> Text segment
________________
Copyright 2024 Men & Women Of Discomfort (MWOD.io)

Transcripts

Dane:

The problem with routines is they're fragile.

Dane:

So if you want to go beyond the routine, you build a practice.

Dane:

Here's the punchline: when you have an active practice, it doesn't get rid of flight or fight responses . I thought if I just practiced enough, I just wouldn't get triggered anymore. That's actually not how it works as a human. There's something deeply wired in us, and it's good that we have these triggers because there are moments where you're glad you're ready for what's in front of you. But because we can be so easily deceived, what a practice does is it helps us wake up quicker.

Dane:

As humans we prefer the path of least resistance. We crave convenience, the payoff without the price. But when our lives revolve around comfort, it doesn't deliver. Living in perpetual comfort leaves us weak and asleep. This podcast is an invitation to flip that script, to choose the unlikely path, to get the life you really want through voluntary discomfort.

Dane:

This is Strong & Awake. I'm Dane Sanders.
________________
> Entries shown

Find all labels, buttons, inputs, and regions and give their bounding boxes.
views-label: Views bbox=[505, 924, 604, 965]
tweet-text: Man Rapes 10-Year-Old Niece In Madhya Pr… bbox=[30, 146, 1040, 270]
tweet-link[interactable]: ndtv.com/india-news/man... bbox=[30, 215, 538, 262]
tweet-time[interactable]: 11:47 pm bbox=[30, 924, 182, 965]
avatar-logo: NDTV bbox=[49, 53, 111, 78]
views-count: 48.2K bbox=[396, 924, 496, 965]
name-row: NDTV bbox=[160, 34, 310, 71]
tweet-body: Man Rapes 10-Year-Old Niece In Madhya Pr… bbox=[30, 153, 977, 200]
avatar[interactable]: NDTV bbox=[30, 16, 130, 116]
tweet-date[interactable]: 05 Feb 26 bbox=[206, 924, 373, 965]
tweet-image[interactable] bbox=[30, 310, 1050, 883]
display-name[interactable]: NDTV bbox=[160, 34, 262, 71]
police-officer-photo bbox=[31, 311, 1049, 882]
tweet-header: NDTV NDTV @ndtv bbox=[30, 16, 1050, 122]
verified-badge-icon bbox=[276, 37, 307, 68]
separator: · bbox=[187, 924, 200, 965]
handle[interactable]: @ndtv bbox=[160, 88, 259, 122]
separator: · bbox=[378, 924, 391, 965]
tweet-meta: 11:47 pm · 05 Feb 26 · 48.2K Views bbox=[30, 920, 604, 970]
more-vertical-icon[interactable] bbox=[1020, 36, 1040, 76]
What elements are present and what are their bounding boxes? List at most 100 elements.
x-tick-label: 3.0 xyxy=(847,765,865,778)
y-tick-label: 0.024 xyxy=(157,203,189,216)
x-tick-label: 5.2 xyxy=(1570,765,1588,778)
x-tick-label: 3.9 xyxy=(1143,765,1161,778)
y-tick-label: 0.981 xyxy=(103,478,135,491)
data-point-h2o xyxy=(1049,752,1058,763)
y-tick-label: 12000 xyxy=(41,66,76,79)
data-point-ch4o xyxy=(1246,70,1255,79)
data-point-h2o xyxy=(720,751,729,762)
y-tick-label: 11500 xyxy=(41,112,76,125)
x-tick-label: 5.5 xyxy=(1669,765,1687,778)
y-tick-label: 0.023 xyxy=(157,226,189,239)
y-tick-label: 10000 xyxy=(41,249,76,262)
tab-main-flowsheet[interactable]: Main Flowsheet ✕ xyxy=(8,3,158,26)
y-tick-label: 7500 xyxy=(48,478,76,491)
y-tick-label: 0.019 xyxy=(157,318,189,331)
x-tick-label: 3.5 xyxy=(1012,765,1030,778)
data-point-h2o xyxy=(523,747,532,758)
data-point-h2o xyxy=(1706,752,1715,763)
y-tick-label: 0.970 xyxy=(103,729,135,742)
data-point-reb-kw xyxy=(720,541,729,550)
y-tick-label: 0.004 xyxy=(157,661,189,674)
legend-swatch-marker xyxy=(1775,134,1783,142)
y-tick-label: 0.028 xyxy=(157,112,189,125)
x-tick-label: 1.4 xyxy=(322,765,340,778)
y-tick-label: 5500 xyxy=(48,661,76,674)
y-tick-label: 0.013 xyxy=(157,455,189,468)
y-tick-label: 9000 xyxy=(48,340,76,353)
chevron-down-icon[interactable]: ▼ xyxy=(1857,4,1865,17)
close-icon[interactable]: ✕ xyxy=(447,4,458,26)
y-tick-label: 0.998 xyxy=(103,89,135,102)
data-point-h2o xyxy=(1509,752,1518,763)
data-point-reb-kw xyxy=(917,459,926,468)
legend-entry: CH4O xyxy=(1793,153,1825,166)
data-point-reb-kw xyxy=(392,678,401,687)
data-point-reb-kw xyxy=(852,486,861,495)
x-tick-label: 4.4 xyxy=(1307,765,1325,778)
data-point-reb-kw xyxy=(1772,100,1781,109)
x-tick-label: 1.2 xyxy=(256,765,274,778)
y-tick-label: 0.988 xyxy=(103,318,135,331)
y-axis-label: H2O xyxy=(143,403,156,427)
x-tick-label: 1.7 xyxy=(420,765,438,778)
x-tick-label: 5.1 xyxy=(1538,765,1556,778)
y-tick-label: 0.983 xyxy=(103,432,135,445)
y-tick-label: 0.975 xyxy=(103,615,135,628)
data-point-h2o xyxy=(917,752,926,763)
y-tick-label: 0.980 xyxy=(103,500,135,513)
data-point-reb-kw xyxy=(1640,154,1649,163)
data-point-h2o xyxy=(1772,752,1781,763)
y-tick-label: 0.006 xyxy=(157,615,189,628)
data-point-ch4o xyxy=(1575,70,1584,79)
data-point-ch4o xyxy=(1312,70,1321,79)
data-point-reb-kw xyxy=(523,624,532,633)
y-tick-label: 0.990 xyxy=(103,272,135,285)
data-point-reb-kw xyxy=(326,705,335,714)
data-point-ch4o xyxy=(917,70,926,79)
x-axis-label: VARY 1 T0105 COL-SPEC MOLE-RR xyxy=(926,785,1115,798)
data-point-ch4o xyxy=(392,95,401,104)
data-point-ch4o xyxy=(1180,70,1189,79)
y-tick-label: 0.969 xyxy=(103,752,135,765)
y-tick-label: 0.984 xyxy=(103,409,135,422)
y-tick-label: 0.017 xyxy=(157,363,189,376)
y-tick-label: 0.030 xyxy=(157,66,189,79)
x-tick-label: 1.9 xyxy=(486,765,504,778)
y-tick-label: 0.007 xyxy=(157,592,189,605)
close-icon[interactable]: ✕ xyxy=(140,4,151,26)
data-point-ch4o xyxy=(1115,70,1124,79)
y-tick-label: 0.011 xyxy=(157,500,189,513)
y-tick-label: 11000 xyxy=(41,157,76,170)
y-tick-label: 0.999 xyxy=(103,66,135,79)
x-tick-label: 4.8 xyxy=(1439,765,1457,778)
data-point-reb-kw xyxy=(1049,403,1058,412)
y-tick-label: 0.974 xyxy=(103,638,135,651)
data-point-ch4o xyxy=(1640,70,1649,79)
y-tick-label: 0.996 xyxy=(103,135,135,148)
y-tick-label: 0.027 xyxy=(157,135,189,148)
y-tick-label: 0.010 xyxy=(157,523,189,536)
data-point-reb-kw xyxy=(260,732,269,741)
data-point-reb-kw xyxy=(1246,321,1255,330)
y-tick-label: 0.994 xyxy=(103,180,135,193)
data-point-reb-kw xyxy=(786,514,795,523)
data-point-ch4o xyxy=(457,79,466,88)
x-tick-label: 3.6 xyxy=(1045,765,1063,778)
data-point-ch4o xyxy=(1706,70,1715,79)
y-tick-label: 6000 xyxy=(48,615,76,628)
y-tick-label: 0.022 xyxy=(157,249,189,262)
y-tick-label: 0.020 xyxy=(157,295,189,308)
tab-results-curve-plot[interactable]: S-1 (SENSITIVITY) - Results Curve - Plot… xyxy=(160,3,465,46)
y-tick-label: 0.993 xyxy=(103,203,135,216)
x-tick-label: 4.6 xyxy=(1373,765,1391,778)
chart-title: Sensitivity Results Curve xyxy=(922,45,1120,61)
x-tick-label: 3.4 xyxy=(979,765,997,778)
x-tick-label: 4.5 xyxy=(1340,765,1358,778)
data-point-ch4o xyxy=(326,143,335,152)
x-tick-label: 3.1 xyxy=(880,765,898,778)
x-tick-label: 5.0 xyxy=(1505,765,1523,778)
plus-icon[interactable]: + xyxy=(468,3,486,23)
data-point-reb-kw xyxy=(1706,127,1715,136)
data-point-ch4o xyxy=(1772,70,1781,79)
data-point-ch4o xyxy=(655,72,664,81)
________________
> Written exercise 1
Repeat the podcast transcript word for word, starting with "As humans we" and going on through "through voluntary discomfort.".
> Written exercise 2
How would you put this sentence from the podcast transcript into Spanish: "Living in perpetual comfort leaves us weak and asleep."?
Nothing in the listing is needed here.

> Final answer 1
As humans we prefer the path of least resistance. We crave convenience, the payoff without the price. But when our lives revolve around comfort, it doesn't deliver. Living in perpetual comfort leaves us weak and asleep. This podcast is an invitation to flip that script, to choose the unlikely path, to get the life you really want through voluntary discomfort.

> Final answer 2
Vivir en una comodidad perpetua nos deja débiles y dormidos.